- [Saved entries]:
----------
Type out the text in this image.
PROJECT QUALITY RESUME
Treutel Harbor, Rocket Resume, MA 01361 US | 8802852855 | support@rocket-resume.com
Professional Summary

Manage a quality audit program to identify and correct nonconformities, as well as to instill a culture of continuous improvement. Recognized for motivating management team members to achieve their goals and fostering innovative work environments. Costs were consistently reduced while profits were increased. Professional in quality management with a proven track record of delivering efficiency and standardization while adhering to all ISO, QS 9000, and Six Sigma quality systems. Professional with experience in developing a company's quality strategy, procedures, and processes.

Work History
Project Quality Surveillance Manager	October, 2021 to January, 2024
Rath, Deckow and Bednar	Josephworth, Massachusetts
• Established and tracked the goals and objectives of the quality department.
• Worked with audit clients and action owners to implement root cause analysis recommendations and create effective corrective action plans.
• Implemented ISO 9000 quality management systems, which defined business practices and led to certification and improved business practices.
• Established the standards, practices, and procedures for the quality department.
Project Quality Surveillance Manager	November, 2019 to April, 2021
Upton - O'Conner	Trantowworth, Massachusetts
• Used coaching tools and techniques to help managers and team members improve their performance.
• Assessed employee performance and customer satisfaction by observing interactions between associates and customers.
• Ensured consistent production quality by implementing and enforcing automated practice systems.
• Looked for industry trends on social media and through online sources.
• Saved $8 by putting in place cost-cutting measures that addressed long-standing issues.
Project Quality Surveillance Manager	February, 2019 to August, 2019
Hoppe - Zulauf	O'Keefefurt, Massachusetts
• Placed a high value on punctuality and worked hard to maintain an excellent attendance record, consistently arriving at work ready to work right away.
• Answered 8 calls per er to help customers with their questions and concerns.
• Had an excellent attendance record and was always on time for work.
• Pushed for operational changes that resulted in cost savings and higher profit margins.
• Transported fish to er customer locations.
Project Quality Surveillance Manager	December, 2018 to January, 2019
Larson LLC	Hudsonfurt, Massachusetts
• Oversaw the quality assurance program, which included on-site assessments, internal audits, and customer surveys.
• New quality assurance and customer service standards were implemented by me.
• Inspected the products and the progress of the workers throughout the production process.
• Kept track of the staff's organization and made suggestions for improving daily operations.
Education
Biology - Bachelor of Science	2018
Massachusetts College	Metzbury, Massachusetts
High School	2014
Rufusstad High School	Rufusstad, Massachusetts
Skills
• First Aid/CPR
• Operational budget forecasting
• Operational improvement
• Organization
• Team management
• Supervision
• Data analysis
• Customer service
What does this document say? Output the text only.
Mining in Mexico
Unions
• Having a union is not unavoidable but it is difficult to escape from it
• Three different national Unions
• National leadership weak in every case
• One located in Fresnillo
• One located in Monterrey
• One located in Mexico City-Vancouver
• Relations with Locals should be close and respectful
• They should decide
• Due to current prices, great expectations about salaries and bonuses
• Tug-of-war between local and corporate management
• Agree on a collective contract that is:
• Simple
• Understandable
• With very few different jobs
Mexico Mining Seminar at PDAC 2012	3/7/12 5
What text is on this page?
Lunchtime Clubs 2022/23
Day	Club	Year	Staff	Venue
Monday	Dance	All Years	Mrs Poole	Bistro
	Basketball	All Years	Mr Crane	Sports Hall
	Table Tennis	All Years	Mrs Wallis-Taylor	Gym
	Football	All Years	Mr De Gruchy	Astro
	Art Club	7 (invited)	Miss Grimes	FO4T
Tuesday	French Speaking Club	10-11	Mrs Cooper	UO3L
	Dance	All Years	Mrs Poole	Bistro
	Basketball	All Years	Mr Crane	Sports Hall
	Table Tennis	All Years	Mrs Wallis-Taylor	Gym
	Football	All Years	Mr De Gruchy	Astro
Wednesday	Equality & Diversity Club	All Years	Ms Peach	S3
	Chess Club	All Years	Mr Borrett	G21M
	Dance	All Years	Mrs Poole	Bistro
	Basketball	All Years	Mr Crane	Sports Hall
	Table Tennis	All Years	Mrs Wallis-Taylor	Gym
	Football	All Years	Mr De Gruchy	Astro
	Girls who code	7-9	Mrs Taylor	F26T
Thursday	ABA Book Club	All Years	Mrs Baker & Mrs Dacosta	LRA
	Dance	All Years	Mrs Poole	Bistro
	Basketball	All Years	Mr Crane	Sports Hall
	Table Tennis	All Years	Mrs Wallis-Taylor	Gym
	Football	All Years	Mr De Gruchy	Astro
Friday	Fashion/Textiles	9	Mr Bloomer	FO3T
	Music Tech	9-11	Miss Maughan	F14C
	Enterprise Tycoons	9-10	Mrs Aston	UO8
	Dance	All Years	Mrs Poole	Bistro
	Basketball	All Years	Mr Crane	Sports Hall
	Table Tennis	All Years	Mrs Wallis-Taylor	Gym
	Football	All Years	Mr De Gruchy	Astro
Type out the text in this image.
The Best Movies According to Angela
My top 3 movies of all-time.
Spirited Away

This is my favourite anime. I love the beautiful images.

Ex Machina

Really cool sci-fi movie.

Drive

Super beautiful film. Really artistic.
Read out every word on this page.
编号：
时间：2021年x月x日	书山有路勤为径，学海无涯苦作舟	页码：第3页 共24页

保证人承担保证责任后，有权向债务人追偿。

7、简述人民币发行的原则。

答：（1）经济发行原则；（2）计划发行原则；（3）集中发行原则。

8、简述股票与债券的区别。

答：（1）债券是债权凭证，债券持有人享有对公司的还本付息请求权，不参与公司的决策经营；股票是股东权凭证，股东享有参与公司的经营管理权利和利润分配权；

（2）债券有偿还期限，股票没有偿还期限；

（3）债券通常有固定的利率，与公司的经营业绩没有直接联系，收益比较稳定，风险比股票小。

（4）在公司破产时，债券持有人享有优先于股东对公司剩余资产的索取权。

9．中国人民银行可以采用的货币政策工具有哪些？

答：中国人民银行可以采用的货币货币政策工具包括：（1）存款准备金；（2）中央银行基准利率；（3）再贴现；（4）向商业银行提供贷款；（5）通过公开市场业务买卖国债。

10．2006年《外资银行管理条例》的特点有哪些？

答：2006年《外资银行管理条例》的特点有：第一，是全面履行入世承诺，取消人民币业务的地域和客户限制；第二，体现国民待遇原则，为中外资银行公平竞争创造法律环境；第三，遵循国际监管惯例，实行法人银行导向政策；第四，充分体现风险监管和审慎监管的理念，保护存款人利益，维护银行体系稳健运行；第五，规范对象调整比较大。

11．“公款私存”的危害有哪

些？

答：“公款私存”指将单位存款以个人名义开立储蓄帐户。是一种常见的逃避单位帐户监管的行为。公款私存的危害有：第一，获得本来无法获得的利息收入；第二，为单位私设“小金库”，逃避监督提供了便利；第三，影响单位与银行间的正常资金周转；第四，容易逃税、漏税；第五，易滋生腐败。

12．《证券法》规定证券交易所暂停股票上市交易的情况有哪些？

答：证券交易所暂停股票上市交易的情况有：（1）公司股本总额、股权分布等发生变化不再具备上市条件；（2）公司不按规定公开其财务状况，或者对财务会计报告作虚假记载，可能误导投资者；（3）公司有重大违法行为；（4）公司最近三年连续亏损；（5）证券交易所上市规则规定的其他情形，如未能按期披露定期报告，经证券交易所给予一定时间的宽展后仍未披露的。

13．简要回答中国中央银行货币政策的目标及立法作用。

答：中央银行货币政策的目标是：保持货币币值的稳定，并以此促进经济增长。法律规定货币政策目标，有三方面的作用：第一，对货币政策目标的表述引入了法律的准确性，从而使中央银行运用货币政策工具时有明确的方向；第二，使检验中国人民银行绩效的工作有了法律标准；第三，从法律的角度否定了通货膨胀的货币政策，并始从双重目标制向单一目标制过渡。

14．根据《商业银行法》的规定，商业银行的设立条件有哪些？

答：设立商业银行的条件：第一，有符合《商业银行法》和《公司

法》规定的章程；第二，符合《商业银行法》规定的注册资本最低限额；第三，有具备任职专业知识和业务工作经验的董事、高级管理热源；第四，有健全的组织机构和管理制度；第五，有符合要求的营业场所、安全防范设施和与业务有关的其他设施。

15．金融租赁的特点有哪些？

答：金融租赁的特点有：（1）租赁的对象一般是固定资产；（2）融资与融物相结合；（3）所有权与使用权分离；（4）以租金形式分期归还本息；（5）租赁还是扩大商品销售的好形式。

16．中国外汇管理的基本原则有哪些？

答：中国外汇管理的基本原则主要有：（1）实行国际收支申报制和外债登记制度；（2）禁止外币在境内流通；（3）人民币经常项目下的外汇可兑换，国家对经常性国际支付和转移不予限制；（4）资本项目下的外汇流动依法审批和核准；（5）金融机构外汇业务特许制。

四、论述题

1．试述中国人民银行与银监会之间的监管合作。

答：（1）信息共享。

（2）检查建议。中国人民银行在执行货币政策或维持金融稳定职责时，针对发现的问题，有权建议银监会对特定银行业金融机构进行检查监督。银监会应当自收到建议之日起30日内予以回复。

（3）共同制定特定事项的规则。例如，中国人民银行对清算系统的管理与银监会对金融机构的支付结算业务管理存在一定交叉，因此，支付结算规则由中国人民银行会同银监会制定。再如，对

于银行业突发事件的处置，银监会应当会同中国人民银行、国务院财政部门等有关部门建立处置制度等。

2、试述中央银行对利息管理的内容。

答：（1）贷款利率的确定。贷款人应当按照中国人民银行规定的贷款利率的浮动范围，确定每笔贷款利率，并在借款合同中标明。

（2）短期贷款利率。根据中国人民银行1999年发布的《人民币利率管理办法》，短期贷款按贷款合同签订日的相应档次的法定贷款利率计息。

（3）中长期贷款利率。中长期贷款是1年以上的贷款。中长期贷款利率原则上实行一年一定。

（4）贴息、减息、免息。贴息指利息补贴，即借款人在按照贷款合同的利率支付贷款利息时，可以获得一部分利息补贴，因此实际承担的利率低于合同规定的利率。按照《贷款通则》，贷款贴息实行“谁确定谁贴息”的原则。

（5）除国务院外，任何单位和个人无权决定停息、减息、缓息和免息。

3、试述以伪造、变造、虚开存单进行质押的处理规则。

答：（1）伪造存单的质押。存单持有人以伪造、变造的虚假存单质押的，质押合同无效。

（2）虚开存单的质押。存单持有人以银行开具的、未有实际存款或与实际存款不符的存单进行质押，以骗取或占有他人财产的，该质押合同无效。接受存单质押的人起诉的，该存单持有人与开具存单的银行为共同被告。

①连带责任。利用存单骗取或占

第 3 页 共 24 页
----------
- [Aim]: Give nothing but the number of lines containing the string "different".

- [Solved exercise]: 2